» **YOUR INSTRUCTIONS**
Extract each line from the items below that contains the string "thumbnails".

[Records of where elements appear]
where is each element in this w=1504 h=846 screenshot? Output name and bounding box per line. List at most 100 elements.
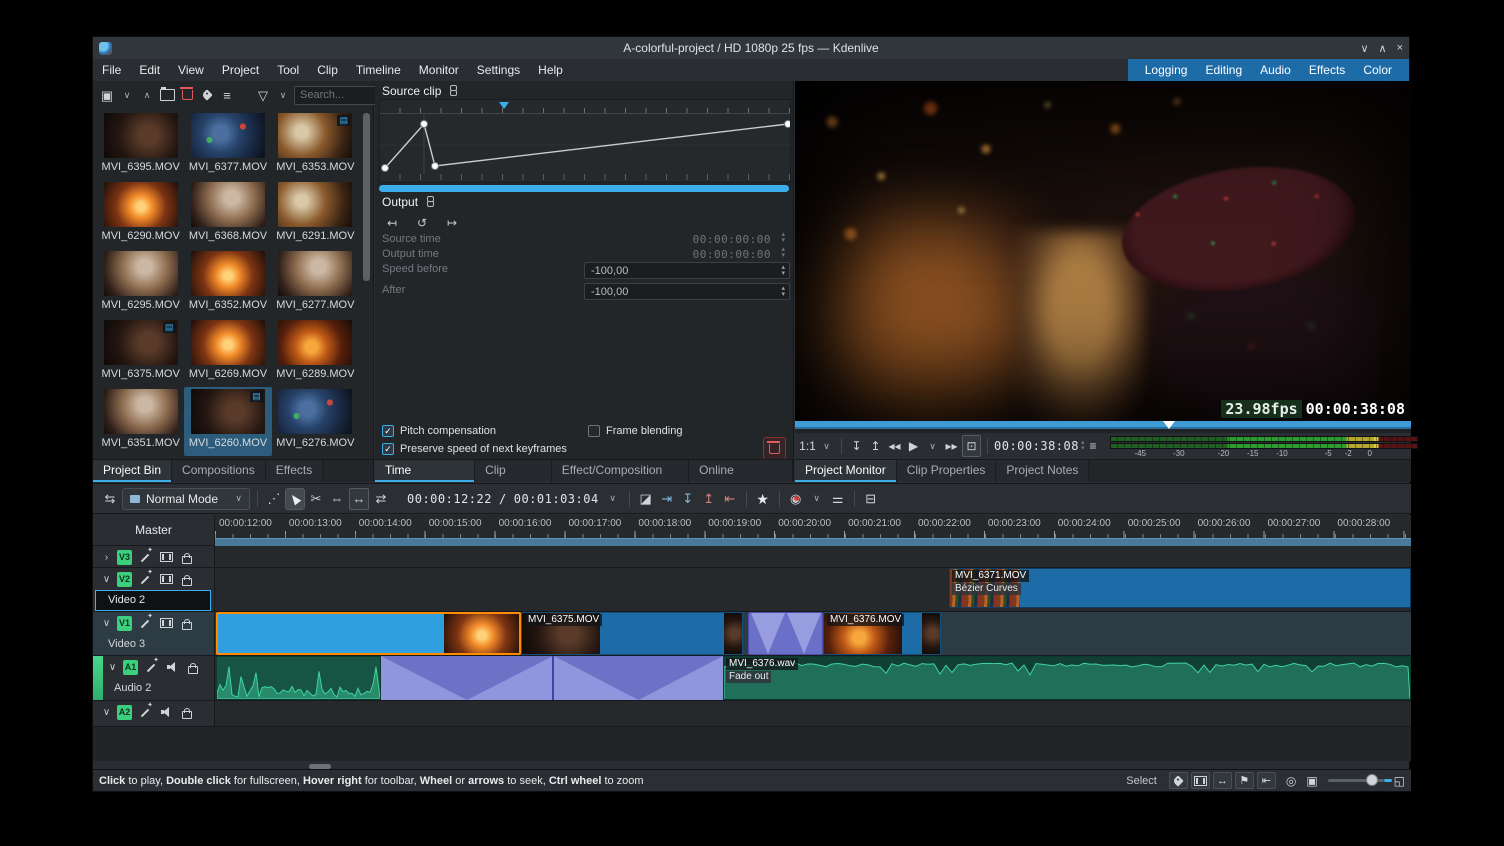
track-name[interactable]: Audio 2 bbox=[93, 678, 214, 698]
center-keyframe-icon[interactable]: ↺ bbox=[413, 213, 431, 233]
favorite-effects-icon[interactable]: ★ bbox=[754, 489, 772, 509]
show-thumbnails-icon[interactable] bbox=[1191, 772, 1210, 789]
tag-filter-icon[interactable] bbox=[1169, 772, 1188, 789]
chevron-down-icon[interactable]: ∨ bbox=[101, 707, 112, 718]
spin-arrows-icon[interactable]: ▴▾ bbox=[781, 247, 785, 259]
effects-icon[interactable] bbox=[139, 573, 151, 585]
track-name-input[interactable]: Video 2 bbox=[95, 590, 211, 611]
menu-edit[interactable]: Edit bbox=[130, 59, 169, 81]
bin-clip-mvi-6353-mov[interactable]: ▤MVI_6353.MOV bbox=[272, 111, 359, 180]
audio-fade-segment[interactable] bbox=[554, 656, 723, 700]
bin-clip-mvi-6395-mov[interactable]: MVI_6395.MOV bbox=[97, 111, 184, 180]
bin-clip-mvi-6276-mov[interactable]: MVI_6276.MOV bbox=[272, 387, 359, 456]
filter-icon[interactable]: ▽ bbox=[254, 85, 272, 105]
spin-arrows-icon[interactable]: ▴▾ bbox=[781, 265, 785, 277]
workspace-tab-editing[interactable]: Editing bbox=[1196, 59, 1251, 81]
remap-tab-effect-composition-stack[interactable]: Effect/Composition Stack bbox=[552, 460, 689, 482]
zoom-chevron-icon[interactable]: ∨ bbox=[818, 436, 835, 456]
bin-clip-mvi-6375-mov[interactable]: ▤MVI_6375.MOV bbox=[97, 318, 184, 387]
prev-keyframe-icon[interactable]: ↤ bbox=[383, 213, 401, 233]
track-header-v2[interactable]: ∨ V2 Video 2 bbox=[93, 568, 215, 612]
play-menu-chevron-icon[interactable]: ∨ bbox=[924, 436, 941, 456]
monitor-menu-icon[interactable]: ≡ bbox=[1085, 436, 1102, 456]
show-markers-icon[interactable]: ⚑ bbox=[1235, 772, 1254, 789]
bin-clip-mvi-6277-mov[interactable]: MVI_6277.MOV bbox=[272, 249, 359, 318]
tags-icon[interactable] bbox=[198, 85, 216, 105]
chevron-down-icon[interactable]: ∨ bbox=[107, 662, 118, 673]
chevron-down-icon[interactable]: ∨ bbox=[101, 574, 112, 585]
speaker-icon[interactable] bbox=[161, 707, 172, 717]
workspace-tab-audio[interactable]: Audio bbox=[1251, 59, 1300, 81]
thumbnails-icon[interactable] bbox=[160, 574, 173, 584]
delete-keyframe-button[interactable] bbox=[763, 437, 786, 460]
bin-tab-effects[interactable]: Effects bbox=[266, 460, 323, 482]
remap-tab-online-resources[interactable]: Online Resources bbox=[689, 460, 793, 482]
timeline-ruler[interactable]: 00:00:12:0000:00:13:0000:00:14:0000:00:1… bbox=[215, 515, 1411, 546]
timeline-preview-icon[interactable]: ⊟ bbox=[862, 489, 880, 509]
expand-icon[interactable]: ◱ bbox=[1394, 774, 1405, 788]
record-chevron-icon[interactable]: ∨ bbox=[808, 489, 826, 509]
close-icon[interactable]: × bbox=[1397, 42, 1403, 54]
overwrite-zone-icon[interactable]: ↧ bbox=[679, 489, 697, 509]
snap-icon[interactable]: ⇤ bbox=[1257, 772, 1276, 789]
track-content-a2[interactable] bbox=[215, 701, 1411, 727]
delete-icon[interactable] bbox=[178, 85, 196, 105]
track-badge[interactable]: A1 bbox=[123, 660, 138, 675]
track-header-v1[interactable]: ∨ V1 Video 3 bbox=[93, 612, 215, 656]
remap-tab-time-remapping[interactable]: Time Remapping bbox=[375, 460, 475, 482]
timeline-zone-bar[interactable] bbox=[215, 538, 1411, 546]
lock-icon[interactable] bbox=[182, 622, 192, 630]
selection-tool-icon[interactable] bbox=[286, 489, 304, 509]
timeline[interactable]: Master 00:00:12:0000:00:13:0000:00:14:00… bbox=[93, 515, 1411, 761]
menu-monitor[interactable]: Monitor bbox=[410, 59, 468, 81]
lift-zone-icon[interactable]: ⇤ bbox=[721, 489, 739, 509]
menu-tool[interactable]: Tool bbox=[268, 59, 308, 81]
track-header-a2[interactable]: ∨ A2 bbox=[93, 701, 215, 727]
timeline-clip-mvi6371[interactable]: MVI_6371.MOV Bézier Curves bbox=[949, 568, 1411, 608]
curve-playhead[interactable] bbox=[499, 102, 509, 109]
timecode-spinner[interactable]: ▴▾ bbox=[1081, 440, 1085, 452]
create-folder-icon[interactable] bbox=[158, 85, 176, 105]
track-header-v3[interactable]: › V3 bbox=[93, 546, 215, 568]
bin-clip-mvi-6291-mov[interactable]: MVI_6291.MOV bbox=[272, 180, 359, 249]
spin-arrows-icon[interactable]: ▴▾ bbox=[781, 232, 785, 244]
mix-clips-icon[interactable]: ◪ bbox=[637, 489, 655, 509]
titlebar[interactable]: A-colorful-project / HD 1080p 25 fps — K… bbox=[93, 37, 1409, 59]
fit-zoom-icon[interactable]: ◎ bbox=[1286, 774, 1296, 788]
bin-clip-mvi-6351-mov[interactable]: MVI_6351.MOV bbox=[97, 387, 184, 456]
maximize-icon[interactable]: ∧ bbox=[1379, 42, 1387, 55]
track-name[interactable]: Video 3 bbox=[93, 634, 214, 654]
curve-zoombar[interactable] bbox=[379, 185, 789, 192]
audio-fade-segment[interactable] bbox=[381, 656, 553, 700]
workspace-tab-effects[interactable]: Effects bbox=[1300, 59, 1354, 81]
add-clip-icon[interactable]: ▣ bbox=[98, 85, 116, 105]
forward-icon[interactable]: ▸▸ bbox=[943, 436, 960, 456]
bin-clip-mvi-6352-mov[interactable]: MVI_6352.MOV bbox=[184, 249, 271, 318]
monitor-tab-project-monitor[interactable]: Project Monitor bbox=[795, 460, 897, 482]
up-level-icon[interactable]: ∧ bbox=[138, 85, 156, 105]
monitor-playhead[interactable] bbox=[1163, 421, 1175, 429]
thumbnails-icon[interactable] bbox=[160, 552, 173, 562]
lock-icon[interactable] bbox=[182, 578, 192, 586]
bin-clip-mvi-6290-mov[interactable]: MVI_6290.MOV bbox=[97, 180, 184, 249]
field-input[interactable]: -100,00▴▾ bbox=[584, 262, 790, 279]
menu-file[interactable]: File bbox=[93, 59, 130, 81]
minimize-icon[interactable]: ∨ bbox=[1360, 42, 1368, 55]
monitor-tab-project-notes[interactable]: Project Notes bbox=[996, 460, 1089, 482]
timeline-transition-wipe[interactable] bbox=[748, 612, 823, 655]
track-badge[interactable]: V3 bbox=[117, 550, 132, 565]
menu-timeline[interactable]: Timeline bbox=[347, 59, 410, 81]
menu-project[interactable]: Project bbox=[213, 59, 268, 81]
checkbox-preserve-speed-of-next-keyframes[interactable]: ✓Preserve speed of next keyframes bbox=[382, 440, 588, 458]
ripple-tool-icon[interactable]: ⇄ bbox=[372, 489, 390, 509]
effects-icon[interactable] bbox=[139, 706, 151, 718]
chevron-down-icon[interactable]: ∨ bbox=[101, 618, 112, 629]
play-icon[interactable]: ▶ bbox=[905, 436, 922, 456]
edit-mode-select[interactable]: Normal Mode ∨ bbox=[122, 488, 250, 510]
lock-icon[interactable] bbox=[188, 666, 198, 674]
effects-icon[interactable] bbox=[139, 617, 151, 629]
lock-icon[interactable] bbox=[182, 556, 192, 564]
insert-zone-icon[interactable]: ⇥ bbox=[658, 489, 676, 509]
rewind-icon[interactable]: ◂◂ bbox=[886, 436, 903, 456]
track-badge[interactable]: V2 bbox=[117, 572, 132, 587]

» **EXPECTED ANSWER**
show-thumbnails-icon[interactable] bbox=[1191, 772, 1210, 789]
thumbnails-icon[interactable] bbox=[160, 574, 173, 584]
thumbnails-icon[interactable] bbox=[160, 552, 173, 562]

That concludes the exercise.